Written task | Report the number of lines in the data below that contain the string "left". Give only the number.

Record excerpts |
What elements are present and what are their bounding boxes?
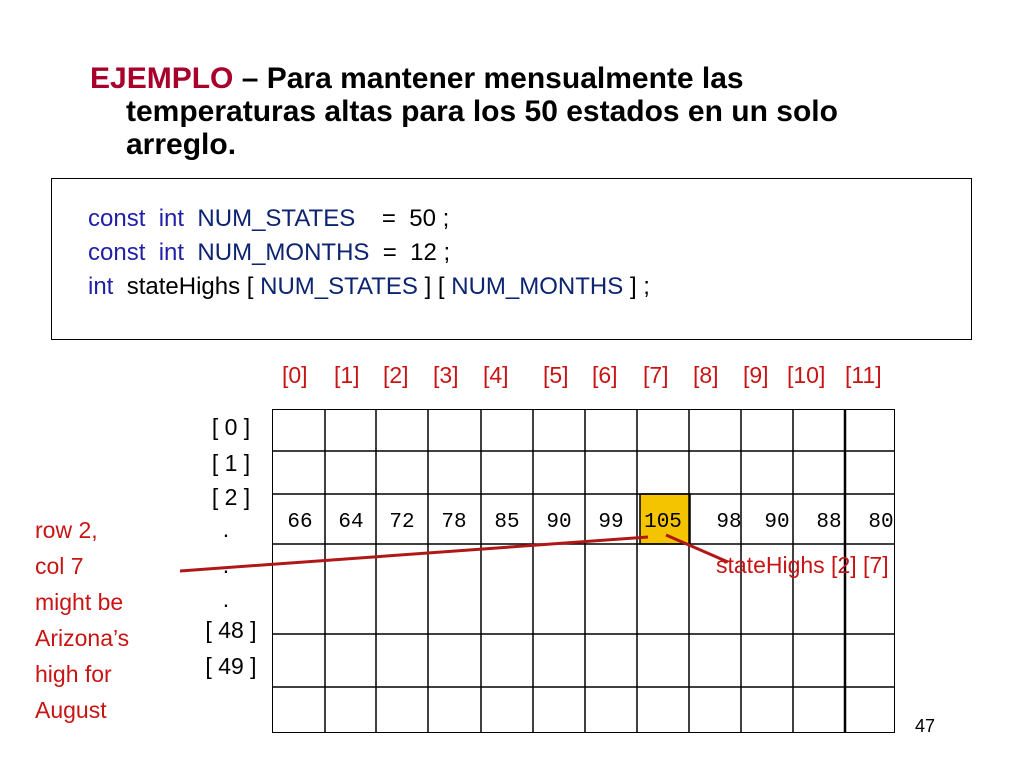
code-identifier: NUM_MONTHS	[451, 273, 624, 300]
cell-value: 99	[598, 511, 624, 534]
cell-value: 85	[494, 511, 520, 534]
code-keyword: int	[158, 239, 185, 266]
code-keyword: int	[88, 273, 114, 300]
row-label: [ 2 ]	[211, 484, 251, 510]
column-header: [8]	[693, 362, 719, 388]
grid-horizontals	[272, 450, 895, 688]
code-bracket: ] [	[424, 273, 445, 300]
annotation-left: row 2, col 7 might be Arizona’s high for…	[35, 512, 129, 728]
cell-value: 88	[816, 511, 842, 534]
annotation-line: col 7	[35, 553, 84, 579]
cell-value: 80	[868, 511, 894, 534]
title-keyword: EJEMPLO	[90, 62, 234, 95]
cell-value: 90	[546, 511, 572, 534]
column-header: [11]	[845, 362, 882, 388]
row-label: [ 0 ]	[211, 414, 251, 440]
column-header: [1]	[334, 362, 360, 388]
row-ellipsis: .	[222, 552, 230, 578]
annotation-line: August	[35, 697, 107, 723]
title-line2: temperaturas altas para los 50 estados e…	[126, 95, 838, 128]
row-label: [ 48 ]	[205, 617, 257, 643]
row-ellipsis: .	[222, 516, 230, 542]
grid-verticals	[324, 409, 847, 733]
code-end: ] ;	[629, 273, 650, 300]
pointer-line-left	[179, 535, 649, 573]
title-line1: – Para mantener mensualmente las	[233, 62, 744, 95]
column-header: [6]	[592, 362, 618, 388]
code-array-name: stateHighs [	[126, 273, 254, 300]
cell-value: 90	[764, 511, 790, 534]
cell-value: 72	[389, 511, 415, 534]
code-identifier: NUM_STATES	[197, 205, 356, 232]
column-header: [9]	[743, 362, 769, 388]
code-identifier: NUM_STATES	[260, 273, 418, 300]
annotation-line: might be	[35, 589, 124, 615]
code-value: = 12 ;	[382, 239, 451, 266]
page-number: 47	[915, 716, 936, 736]
column-header: [5]	[543, 362, 569, 388]
code-line-2: const int NUM_MONTHS = 12 ;	[88, 236, 450, 270]
cell-value: 66	[287, 511, 313, 534]
slide-title: EJEMPLO – Para mantener mensualmente las…	[90, 62, 970, 161]
column-header: [10]	[787, 362, 826, 388]
annotation-line: Arizona’s	[35, 625, 130, 651]
code-keyword: int	[158, 205, 185, 232]
column-header: [2]	[383, 362, 409, 388]
code-identifier: NUM_MONTHS	[197, 239, 370, 266]
annotation-right: stateHighs [2] [7]	[716, 552, 889, 578]
title-line3: arreglo.	[126, 128, 237, 161]
row-ellipsis: .	[222, 586, 230, 612]
cell-value: 64	[338, 511, 364, 534]
code-keyword: const	[88, 205, 146, 232]
cell-value: 98	[716, 511, 742, 534]
pointer-line-right	[665, 533, 729, 564]
code-line-3: int stateHighs [ NUM_STATES ] [ NUM_MONT…	[88, 270, 650, 304]
annotation-line: row 2,	[35, 517, 98, 543]
cell-value: 78	[441, 511, 467, 534]
cell-value-highlighted: 105	[644, 511, 682, 534]
code-keyword: const	[88, 239, 146, 266]
column-header: [4]	[483, 362, 509, 388]
code-line-1: const int NUM_STATES = 50 ;	[88, 202, 449, 236]
column-header: [0]	[282, 362, 308, 388]
row-label: [ 1 ]	[211, 450, 251, 476]
row-label: [ 49 ]	[205, 653, 257, 679]
array-grid	[272, 409, 895, 733]
code-box	[51, 178, 972, 340]
annotation-line: high for	[35, 661, 112, 687]
column-header: [7]	[643, 362, 669, 388]
column-header: [3]	[433, 362, 459, 388]
code-value: = 50 ;	[381, 205, 450, 232]
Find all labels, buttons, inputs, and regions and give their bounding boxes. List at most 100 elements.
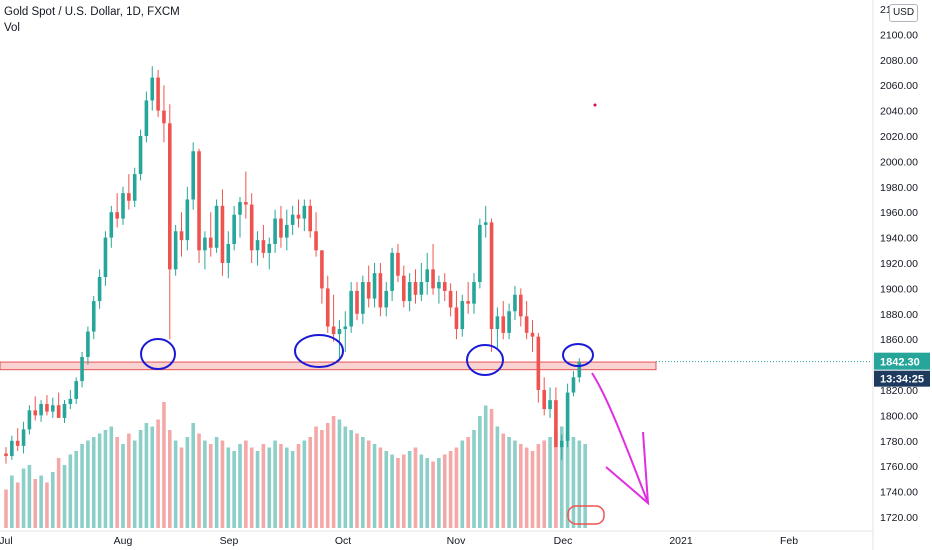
candle-body — [279, 218, 283, 238]
candle-body — [390, 252, 394, 291]
volume-bar — [320, 430, 324, 528]
volume-bar — [156, 419, 160, 528]
volume-bar — [431, 461, 435, 528]
symbol-title[interactable]: Gold Spot / U.S. Dollar, 1D, FXCM — [4, 6, 180, 18]
volume-bar — [249, 447, 254, 528]
volume-bar — [168, 430, 172, 528]
time-tick-label: 2021 — [669, 535, 693, 547]
candle-body — [33, 410, 38, 416]
volume-bar — [559, 426, 564, 528]
candle-body — [565, 392, 570, 441]
price-tick-label: 1720.00 — [880, 512, 918, 524]
volume-bar — [524, 447, 529, 528]
candle-body — [466, 301, 470, 304]
projection-arrow-line[interactable] — [591, 372, 649, 504]
volume-bars — [4, 402, 587, 528]
candle-body — [302, 205, 307, 219]
volume-bar — [162, 402, 166, 528]
volume-bar — [232, 451, 236, 528]
time-tick-label: Aug — [114, 535, 133, 547]
time-tick-label: Jul — [0, 535, 13, 547]
candle-body — [314, 231, 318, 251]
volume-bar — [255, 451, 260, 528]
price-tick-label: 2060.00 — [880, 80, 918, 92]
volume-bar — [132, 440, 137, 528]
candle-body — [536, 336, 541, 390]
volume-bar — [115, 437, 119, 528]
volume-bar — [74, 451, 78, 528]
price-tick-label: 1880.00 — [880, 309, 918, 321]
volume-bar — [454, 447, 459, 528]
candle-body — [249, 204, 254, 251]
volume-bar — [402, 454, 406, 528]
time-axis[interactable]: Jul Aug Sep Oct Nov Dec 2021 Feb — [0, 535, 798, 547]
price-axis[interactable]: 1720.00 1740.00 1760.00 1780.00 1800.00 1820.… — [880, 4, 918, 524]
annotation-circle[interactable] — [140, 338, 176, 370]
candle-body — [320, 250, 324, 289]
volume-bar — [62, 465, 67, 528]
candle-body — [74, 381, 78, 399]
candle-body — [91, 301, 96, 332]
candle-body — [244, 202, 248, 205]
candle-body — [519, 294, 523, 317]
volume-bar — [331, 416, 336, 528]
volume-bar — [302, 440, 307, 528]
annotation-circle[interactable] — [562, 343, 594, 367]
candle-body — [577, 362, 582, 378]
candle-body — [191, 151, 195, 200]
volume-bar — [390, 454, 394, 528]
currency-button[interactable]: USD — [889, 4, 918, 22]
candle-body — [325, 288, 330, 327]
volume-bar — [97, 433, 102, 528]
candle-body — [378, 273, 383, 308]
time-tick-label: Dec — [554, 535, 573, 547]
candle-body — [138, 136, 143, 175]
volume-bar — [185, 437, 190, 528]
volume-bar — [343, 426, 348, 528]
candle-body — [384, 290, 389, 308]
volume-bar — [519, 444, 523, 528]
candle-body — [571, 377, 576, 393]
candle-body — [290, 214, 295, 225]
candle-body — [132, 174, 137, 201]
candle-body — [267, 243, 272, 253]
candle-body — [15, 440, 20, 446]
volume-bar — [285, 447, 289, 528]
candle-body — [442, 282, 447, 291]
volume-bar — [355, 433, 359, 528]
volume-label[interactable]: Vol — [4, 22, 20, 34]
volume-bar — [501, 433, 506, 528]
volume-bar — [103, 430, 108, 528]
price-tick-label: 1980.00 — [880, 182, 918, 194]
volume-bar — [489, 409, 494, 528]
candle-body — [513, 294, 517, 312]
volume-bar — [483, 405, 488, 528]
volume-bar — [86, 440, 90, 528]
candle-body — [232, 214, 236, 244]
volume-bar — [361, 437, 365, 528]
volume-bar — [308, 437, 312, 528]
candle-body — [530, 332, 535, 337]
candle-body — [554, 400, 558, 448]
candle-body — [197, 151, 201, 251]
candle-body — [349, 290, 353, 327]
volume-bar — [261, 444, 266, 528]
volume-bar — [203, 440, 207, 528]
event-marker-icon[interactable] — [567, 505, 605, 525]
volume-bar — [238, 444, 242, 528]
annotation-circle[interactable] — [294, 334, 344, 368]
volume-bar — [583, 444, 587, 528]
candle-body — [179, 231, 184, 241]
candle-body — [337, 329, 342, 335]
volume-bar — [109, 426, 114, 528]
volume-bar — [10, 475, 14, 528]
price-tick-label: 1800.00 — [880, 410, 918, 422]
volume-bar — [15, 482, 20, 528]
price-tick-label: 2000.00 — [880, 156, 918, 168]
annotation-circle[interactable] — [466, 344, 504, 376]
price-tick-label: 1960.00 — [880, 207, 918, 219]
price-tick-label: 1780.00 — [880, 436, 918, 448]
volume-bar — [466, 437, 470, 528]
volume-bar — [267, 447, 272, 528]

Full output | 2